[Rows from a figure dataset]

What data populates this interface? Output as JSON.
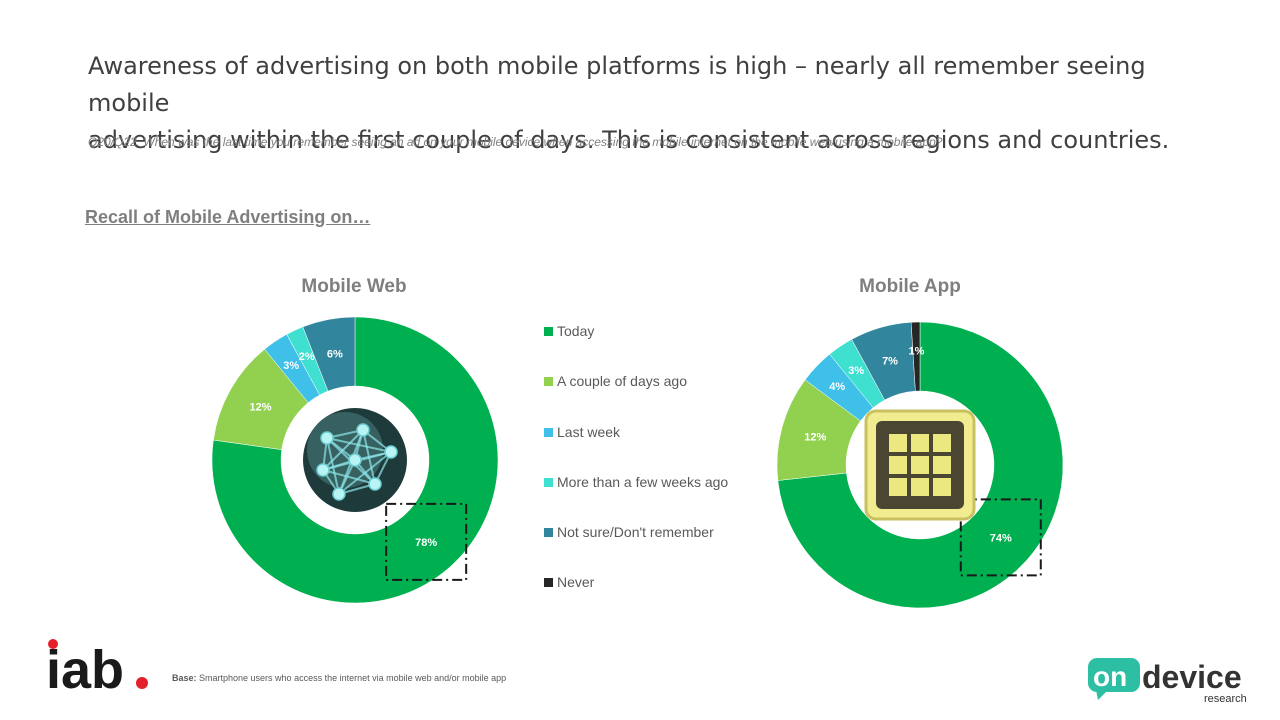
{
  "header": {
    "headline_line1": "Awareness of advertising on both mobile platforms is high – nearly all remember seeing mobile",
    "headline_line2": "advertising within the first couple of days. This is consistent across regions and countries.",
    "question": "Q20/Q22. When was the last time you remember seeing an ad on your mobile device when accessing the mobile internet on the mobile web/using a mobile app?"
  },
  "section_title": "Recall of Mobile Advertising on…",
  "colors": {
    "today": "#00b050",
    "couple_days": "#92d050",
    "last_week": "#3fc0e8",
    "few_weeks": "#40e0d0",
    "not_sure": "#31859c",
    "never": "#262626"
  },
  "chart_data": [
    {
      "type": "pie",
      "title": "Mobile Web",
      "categories": [
        "Today",
        "A couple of days ago",
        "Last week",
        "More than a few weeks ago",
        "Not sure/Don't remember"
      ],
      "values": [
        78,
        12,
        3,
        2,
        6
      ],
      "labels": [
        "78%",
        "12%",
        "3%",
        "2%",
        "6%"
      ],
      "center_icon": "globe-network-icon"
    },
    {
      "type": "pie",
      "title": "Mobile App",
      "categories": [
        "Today",
        "A couple of days ago",
        "Last week",
        "More than a few weeks ago",
        "Not sure/Don't remember",
        "Never"
      ],
      "values": [
        74,
        12,
        4,
        3,
        7,
        1
      ],
      "labels": [
        "74%",
        "12%",
        "4%",
        "3%",
        "7%",
        "1%"
      ],
      "center_icon": "app-grid-icon"
    }
  ],
  "legend": [
    {
      "label": "Today",
      "color_key": "today"
    },
    {
      "label": "A couple of days ago",
      "color_key": "couple_days"
    },
    {
      "label": "Last week",
      "color_key": "last_week"
    },
    {
      "label": "More than a few weeks ago",
      "color_key": "few_weeks"
    },
    {
      "label": "Not sure/Don't remember",
      "color_key": "not_sure"
    },
    {
      "label": "Never",
      "color_key": "never"
    }
  ],
  "footer": {
    "base_label": "Base:",
    "base_text": " Smartphone users who access the internet via mobile web and/or mobile app",
    "iab_logo_text": "iab",
    "ondevice_logo_on": "on",
    "ondevice_logo_device": "device",
    "ondevice_logo_research": "research"
  }
}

*EXERCISE AIM*:
Write every record out again exactly; no pictures belong in the copy.

*EXERCISE ANSWER*:
What data populates this interface? Output as JSON.
{
  "header": {
    "headline_line1": "Awareness of advertising on both mobile platforms is high – nearly all remember seeing mobile",
    "headline_line2": "advertising within the first couple of days. This is consistent across regions and countries.",
    "question": "Q20/Q22. When was the last time you remember seeing an ad on your mobile device when accessing the mobile internet on the mobile web/using a mobile app?"
  },
  "section_title": "Recall of Mobile Advertising on…",
  "colors": {
    "today": "#00b050",
    "couple_days": "#92d050",
    "last_week": "#3fc0e8",
    "few_weeks": "#40e0d0",
    "not_sure": "#31859c",
    "never": "#262626"
  },
  "chart_data": [
    {
      "type": "pie",
      "title": "Mobile Web",
      "categories": [
        "Today",
        "A couple of days ago",
        "Last week",
        "More than a few weeks ago",
        "Not sure/Don't remember"
      ],
      "values": [
        78,
        12,
        3,
        2,
        6
      ],
      "labels": [
        "78%",
        "12%",
        "3%",
        "2%",
        "6%"
      ],
      "center_icon": "globe-network-icon"
    },
    {
      "type": "pie",
      "title": "Mobile App",
      "categories": [
        "Today",
        "A couple of days ago",
        "Last week",
        "More than a few weeks ago",
        "Not sure/Don't remember",
        "Never"
      ],
      "values": [
        74,
        12,
        4,
        3,
        7,
        1
      ],
      "labels": [
        "74%",
        "12%",
        "4%",
        "3%",
        "7%",
        "1%"
      ],
      "center_icon": "app-grid-icon"
    }
  ],
  "legend": [
    {
      "label": "Today",
      "color_key": "today"
    },
    {
      "label": "A couple of days ago",
      "color_key": "couple_days"
    },
    {
      "label": "Last week",
      "color_key": "last_week"
    },
    {
      "label": "More than a few weeks ago",
      "color_key": "few_weeks"
    },
    {
      "label": "Not sure/Don't remember",
      "color_key": "not_sure"
    },
    {
      "label": "Never",
      "color_key": "never"
    }
  ],
  "footer": {
    "base_label": "Base:",
    "base_text": " Smartphone users who access the internet via mobile web and/or mobile app",
    "iab_logo_text": "iab",
    "ondevice_logo_on": "on",
    "ondevice_logo_device": "device",
    "ondevice_logo_research": "research"
  }
}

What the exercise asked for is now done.